_TASK BRIEF:_ Retype, without alteration, each line from the line containing "What does this" to the final line of the records.

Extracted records
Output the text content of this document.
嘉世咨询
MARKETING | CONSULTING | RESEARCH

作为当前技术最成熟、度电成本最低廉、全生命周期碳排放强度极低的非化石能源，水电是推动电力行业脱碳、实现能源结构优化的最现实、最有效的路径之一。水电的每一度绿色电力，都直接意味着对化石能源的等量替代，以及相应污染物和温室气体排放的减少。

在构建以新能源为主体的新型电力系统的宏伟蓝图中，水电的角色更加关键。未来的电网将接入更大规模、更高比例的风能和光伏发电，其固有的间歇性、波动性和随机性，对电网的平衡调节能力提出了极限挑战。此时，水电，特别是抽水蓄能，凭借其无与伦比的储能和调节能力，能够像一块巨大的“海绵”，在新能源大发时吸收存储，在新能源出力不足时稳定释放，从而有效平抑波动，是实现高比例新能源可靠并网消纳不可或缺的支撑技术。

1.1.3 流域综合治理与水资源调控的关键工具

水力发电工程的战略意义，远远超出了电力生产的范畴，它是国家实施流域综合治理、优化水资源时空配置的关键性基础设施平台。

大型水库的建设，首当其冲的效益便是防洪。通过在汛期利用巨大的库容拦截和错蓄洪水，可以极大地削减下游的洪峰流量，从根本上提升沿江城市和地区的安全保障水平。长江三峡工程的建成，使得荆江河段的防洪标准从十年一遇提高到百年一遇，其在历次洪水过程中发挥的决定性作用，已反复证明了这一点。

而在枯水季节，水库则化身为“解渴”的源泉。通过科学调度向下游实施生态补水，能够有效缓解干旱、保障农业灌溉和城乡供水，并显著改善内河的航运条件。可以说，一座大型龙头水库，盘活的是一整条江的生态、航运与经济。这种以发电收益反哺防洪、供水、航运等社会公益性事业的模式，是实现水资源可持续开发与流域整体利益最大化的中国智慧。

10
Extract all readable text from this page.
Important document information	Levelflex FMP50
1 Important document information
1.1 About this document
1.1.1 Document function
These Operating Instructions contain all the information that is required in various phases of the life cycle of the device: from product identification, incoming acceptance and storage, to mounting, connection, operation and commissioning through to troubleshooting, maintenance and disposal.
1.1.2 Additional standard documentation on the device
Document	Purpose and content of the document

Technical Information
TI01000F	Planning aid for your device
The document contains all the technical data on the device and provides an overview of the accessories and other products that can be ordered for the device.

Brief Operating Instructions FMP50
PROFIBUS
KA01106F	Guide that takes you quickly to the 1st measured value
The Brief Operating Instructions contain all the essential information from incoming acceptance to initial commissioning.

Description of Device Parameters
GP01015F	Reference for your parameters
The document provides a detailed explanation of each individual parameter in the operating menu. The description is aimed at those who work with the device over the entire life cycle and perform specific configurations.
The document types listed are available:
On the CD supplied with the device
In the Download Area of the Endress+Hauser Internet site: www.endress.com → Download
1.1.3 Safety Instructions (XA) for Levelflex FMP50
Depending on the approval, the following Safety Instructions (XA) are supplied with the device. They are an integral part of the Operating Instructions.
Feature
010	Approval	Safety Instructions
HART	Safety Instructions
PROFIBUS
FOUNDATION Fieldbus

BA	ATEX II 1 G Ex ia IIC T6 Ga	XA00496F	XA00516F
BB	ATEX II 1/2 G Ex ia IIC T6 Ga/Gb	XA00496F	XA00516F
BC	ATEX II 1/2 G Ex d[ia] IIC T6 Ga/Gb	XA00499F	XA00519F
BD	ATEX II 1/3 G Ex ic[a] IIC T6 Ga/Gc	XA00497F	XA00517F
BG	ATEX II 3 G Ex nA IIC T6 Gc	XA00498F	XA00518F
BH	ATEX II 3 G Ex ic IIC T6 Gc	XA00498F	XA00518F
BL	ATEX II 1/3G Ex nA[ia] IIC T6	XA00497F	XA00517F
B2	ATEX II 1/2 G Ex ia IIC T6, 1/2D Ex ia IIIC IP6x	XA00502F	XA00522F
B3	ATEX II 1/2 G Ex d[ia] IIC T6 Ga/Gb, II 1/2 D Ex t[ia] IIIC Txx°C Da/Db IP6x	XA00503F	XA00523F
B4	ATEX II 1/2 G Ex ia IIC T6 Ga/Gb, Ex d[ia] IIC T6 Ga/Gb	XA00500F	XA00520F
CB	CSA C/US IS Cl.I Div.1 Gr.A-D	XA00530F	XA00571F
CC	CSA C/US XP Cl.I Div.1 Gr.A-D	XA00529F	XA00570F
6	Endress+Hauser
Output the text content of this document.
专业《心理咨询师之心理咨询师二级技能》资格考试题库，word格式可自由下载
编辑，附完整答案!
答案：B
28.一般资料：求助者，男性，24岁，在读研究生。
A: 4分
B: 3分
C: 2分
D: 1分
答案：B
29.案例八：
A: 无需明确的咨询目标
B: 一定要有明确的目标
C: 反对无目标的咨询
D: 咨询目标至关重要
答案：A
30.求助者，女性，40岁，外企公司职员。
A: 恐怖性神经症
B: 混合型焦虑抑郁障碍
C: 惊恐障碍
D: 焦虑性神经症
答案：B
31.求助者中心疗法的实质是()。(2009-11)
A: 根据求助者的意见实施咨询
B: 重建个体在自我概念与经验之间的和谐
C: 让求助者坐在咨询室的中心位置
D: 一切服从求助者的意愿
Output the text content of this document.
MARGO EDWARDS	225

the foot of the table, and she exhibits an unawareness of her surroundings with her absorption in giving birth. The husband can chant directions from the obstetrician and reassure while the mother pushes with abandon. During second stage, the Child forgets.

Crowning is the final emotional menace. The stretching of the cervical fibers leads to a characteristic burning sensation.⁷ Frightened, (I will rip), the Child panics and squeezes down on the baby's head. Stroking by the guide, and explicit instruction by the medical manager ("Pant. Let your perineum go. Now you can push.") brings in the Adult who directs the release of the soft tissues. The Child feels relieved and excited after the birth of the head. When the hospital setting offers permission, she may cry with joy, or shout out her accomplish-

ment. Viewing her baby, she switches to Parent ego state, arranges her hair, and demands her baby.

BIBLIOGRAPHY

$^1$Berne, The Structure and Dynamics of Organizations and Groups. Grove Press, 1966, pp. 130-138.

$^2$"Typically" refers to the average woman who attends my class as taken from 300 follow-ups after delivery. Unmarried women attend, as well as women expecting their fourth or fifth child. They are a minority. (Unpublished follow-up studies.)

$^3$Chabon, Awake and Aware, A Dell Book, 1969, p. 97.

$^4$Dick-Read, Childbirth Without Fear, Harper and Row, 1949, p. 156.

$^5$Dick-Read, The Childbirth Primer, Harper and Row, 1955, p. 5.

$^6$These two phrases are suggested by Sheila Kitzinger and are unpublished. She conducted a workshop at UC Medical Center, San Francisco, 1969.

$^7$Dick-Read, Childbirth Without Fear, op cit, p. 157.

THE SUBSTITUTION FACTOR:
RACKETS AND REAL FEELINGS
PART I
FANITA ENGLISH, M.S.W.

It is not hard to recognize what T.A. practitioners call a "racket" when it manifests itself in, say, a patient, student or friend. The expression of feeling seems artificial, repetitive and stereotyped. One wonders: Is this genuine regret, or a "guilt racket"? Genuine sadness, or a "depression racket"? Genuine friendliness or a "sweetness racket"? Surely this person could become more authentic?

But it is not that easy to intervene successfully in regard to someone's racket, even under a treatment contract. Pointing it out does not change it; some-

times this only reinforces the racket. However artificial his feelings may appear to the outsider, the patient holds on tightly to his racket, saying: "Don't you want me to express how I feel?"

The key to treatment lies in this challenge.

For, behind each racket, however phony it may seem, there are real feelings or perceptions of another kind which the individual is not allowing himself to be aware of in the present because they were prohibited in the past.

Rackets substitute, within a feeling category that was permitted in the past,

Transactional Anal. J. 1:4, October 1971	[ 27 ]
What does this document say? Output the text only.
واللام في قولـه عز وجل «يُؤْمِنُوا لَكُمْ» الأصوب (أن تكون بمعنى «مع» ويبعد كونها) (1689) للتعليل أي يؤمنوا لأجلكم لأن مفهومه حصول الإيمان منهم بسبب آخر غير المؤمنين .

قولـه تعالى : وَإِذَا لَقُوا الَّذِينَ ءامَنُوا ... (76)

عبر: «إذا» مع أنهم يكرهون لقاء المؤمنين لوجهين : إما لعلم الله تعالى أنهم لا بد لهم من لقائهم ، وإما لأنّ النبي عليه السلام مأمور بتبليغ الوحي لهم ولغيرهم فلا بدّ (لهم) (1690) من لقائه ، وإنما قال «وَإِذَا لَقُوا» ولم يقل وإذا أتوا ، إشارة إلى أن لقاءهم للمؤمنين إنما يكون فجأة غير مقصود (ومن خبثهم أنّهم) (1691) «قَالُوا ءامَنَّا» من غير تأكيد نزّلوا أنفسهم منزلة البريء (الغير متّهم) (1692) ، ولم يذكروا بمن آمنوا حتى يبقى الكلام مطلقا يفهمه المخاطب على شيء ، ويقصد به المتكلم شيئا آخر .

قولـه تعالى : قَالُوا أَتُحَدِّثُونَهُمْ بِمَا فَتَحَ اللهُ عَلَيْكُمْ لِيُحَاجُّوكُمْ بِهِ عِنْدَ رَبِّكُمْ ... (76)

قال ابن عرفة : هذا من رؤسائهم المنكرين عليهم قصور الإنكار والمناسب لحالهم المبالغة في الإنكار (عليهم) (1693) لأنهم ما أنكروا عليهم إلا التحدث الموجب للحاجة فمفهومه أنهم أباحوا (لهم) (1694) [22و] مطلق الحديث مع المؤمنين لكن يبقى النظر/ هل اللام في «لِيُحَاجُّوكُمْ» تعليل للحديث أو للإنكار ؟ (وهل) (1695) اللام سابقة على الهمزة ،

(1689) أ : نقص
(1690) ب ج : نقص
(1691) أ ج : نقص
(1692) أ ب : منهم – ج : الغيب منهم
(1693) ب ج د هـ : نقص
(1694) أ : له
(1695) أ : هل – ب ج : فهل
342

_TASK RESPONSE:_
What does this document say? Output the text only.
واللام في قولـه عز وجل «يُؤْمِنُوا لَكُمْ» الأصوب (أن تكون بمعنى «مع» ويبعد كونها) (1689) للتعليل أي يؤمنوا لأجلكم لأن مفهومه حصول الإيمان منهم بسبب آخر غير المؤمنين .

قولـه تعالى : وَإِذَا لَقُوا الَّذِينَ ءامَنُوا ... (76)

عبر: «إذا» مع أنهم يكرهون لقاء المؤمنين لوجهين : إما لعلم الله تعالى أنهم لا بد لهم من لقائهم ، وإما لأنّ النبي عليه السلام مأمور بتبليغ الوحي لهم ولغيرهم فلا بدّ (لهم) (1690) من لقائه ، وإنما قال «وَإِذَا لَقُوا» ولم يقل وإذا أتوا ، إشارة إلى أن لقاءهم للمؤمنين إنما يكون فجأة غير مقصود (ومن خبثهم أنّهم) (1691) «قَالُوا ءامَنَّا» من غير تأكيد نزّلوا أنفسهم منزلة البريء (الغير متّهم) (1692) ، ولم يذكروا بمن آمنوا حتى يبقى الكلام مطلقا يفهمه المخاطب على شيء ، ويقصد به المتكلم شيئا آخر .

قولـه تعالى : قَالُوا أَتُحَدِّثُونَهُمْ بِمَا فَتَحَ اللهُ عَلَيْكُمْ لِيُحَاجُّوكُمْ بِهِ عِنْدَ رَبِّكُمْ ... (76)

قال ابن عرفة : هذا من رؤسائهم المنكرين عليهم قصور الإنكار والمناسب لحالهم المبالغة في الإنكار (عليهم) (1693) لأنهم ما أنكروا عليهم إلا التحدث الموجب للحاجة فمفهومه أنهم أباحوا (لهم) (1694) [22و] مطلق الحديث مع المؤمنين لكن يبقى النظر/ هل اللام في «لِيُحَاجُّوكُمْ» تعليل للحديث أو للإنكار ؟ (وهل) (1695) اللام سابقة على الهمزة ،

(1689) أ : نقص
(1690) ب ج : نقص
(1691) أ ج : نقص
(1692) أ ب : منهم – ج : الغيب منهم
(1693) ب ج د هـ : نقص
(1694) أ : له
(1695) أ : هل – ب ج : فهل
342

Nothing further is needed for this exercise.